## Request
In the material below, identify each line bearing the word "города". Reproduce those lines.

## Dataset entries
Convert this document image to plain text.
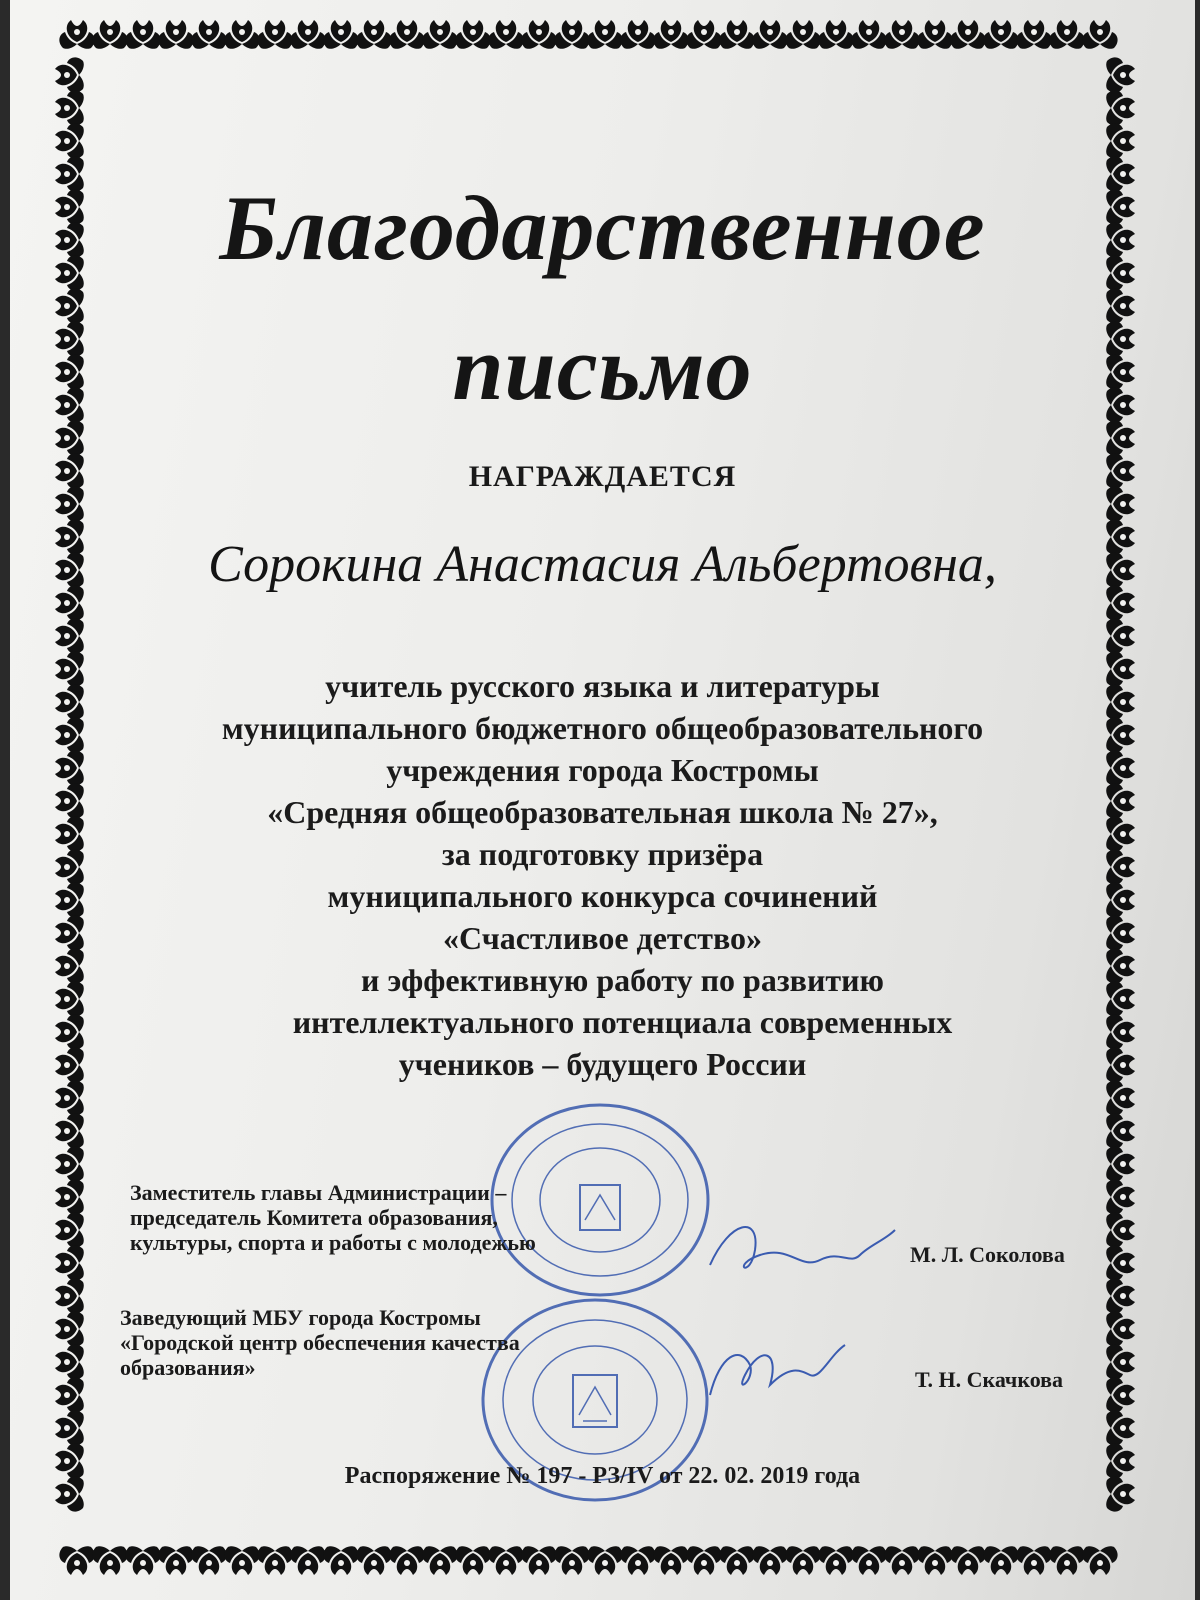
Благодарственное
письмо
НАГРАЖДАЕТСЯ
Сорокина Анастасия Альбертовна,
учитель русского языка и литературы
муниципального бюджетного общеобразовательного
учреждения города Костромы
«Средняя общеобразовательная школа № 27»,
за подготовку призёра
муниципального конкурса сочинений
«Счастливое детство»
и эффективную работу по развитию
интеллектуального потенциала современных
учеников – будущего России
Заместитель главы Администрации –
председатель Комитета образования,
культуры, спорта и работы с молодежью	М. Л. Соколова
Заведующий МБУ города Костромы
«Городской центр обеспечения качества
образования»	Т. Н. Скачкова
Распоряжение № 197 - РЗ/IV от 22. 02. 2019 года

## Output for this exercise
учреждения города Костромы
Заведующий МБУ города Костромы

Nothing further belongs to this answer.